Entries shown:
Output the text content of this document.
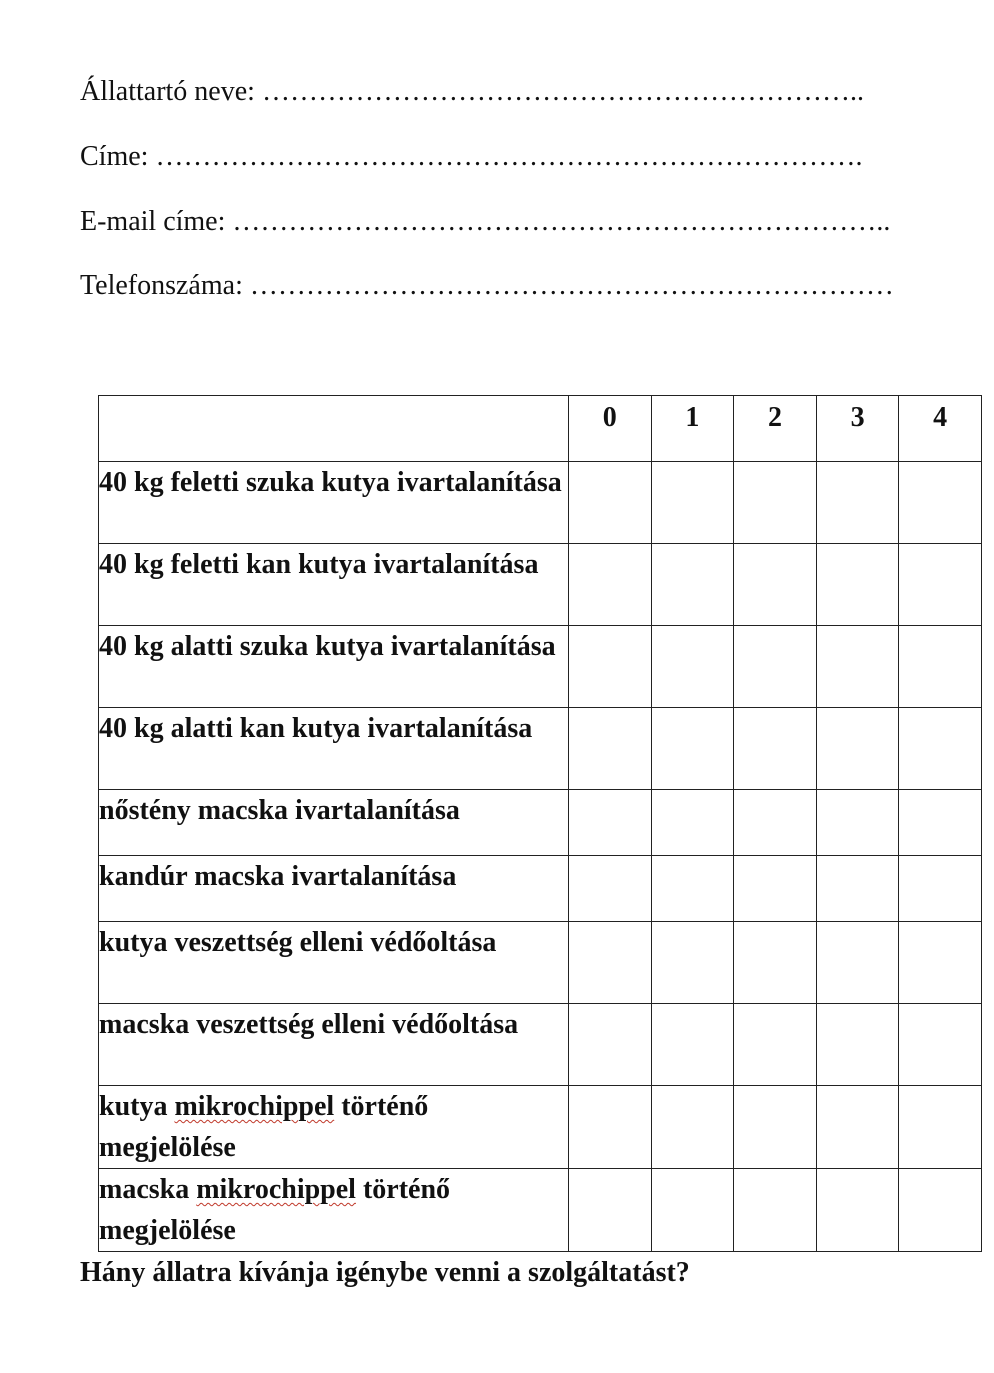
Állattartó neve: ………………………………………………………..
Címe: ………………………………………………………………….
E-mail címe: ……………………………………………………………..
Telefonszáma: ……………………………………………………………
	0	1	2	3	4
40 kg feletti szuka kutya ivartalanítása					
40 kg feletti kan kutya ivartalanítása					
40 kg alatti szuka kutya ivartalanítása					
40 kg alatti kan kutya ivartalanítása					
nőstény macska ivartalanítása					
kandúr macska ivartalanítása					
kutya veszettség elleni védőoltása					
macska veszettség elleni védőoltása					
kutya mikrochippel történő megjelölése					
macska mikrochippel történő megjelölése					
Hány állatra kívánja igénybe venni a szolgáltatást?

Work to be completed: Restate each line of the records exactly; pictures do not belong in the copy.

The answer:
Output the text content of this document.
Állattartó neve: ………………………………………………………..
Címe: ………………………………………………………………….
E-mail címe: ……………………………………………………………..
Telefonszáma: ……………………………………………………………
	0	1	2	3	4
40 kg feletti szuka kutya ivartalanítása					
40 kg feletti kan kutya ivartalanítása					
40 kg alatti szuka kutya ivartalanítása					
40 kg alatti kan kutya ivartalanítása					
nőstény macska ivartalanítása					
kandúr macska ivartalanítása					
kutya veszettség elleni védőoltása					
macska veszettség elleni védőoltása					
kutya mikrochippel történő megjelölése					
macska mikrochippel történő megjelölése					
Hány állatra kívánja igénybe venni a szolgáltatást?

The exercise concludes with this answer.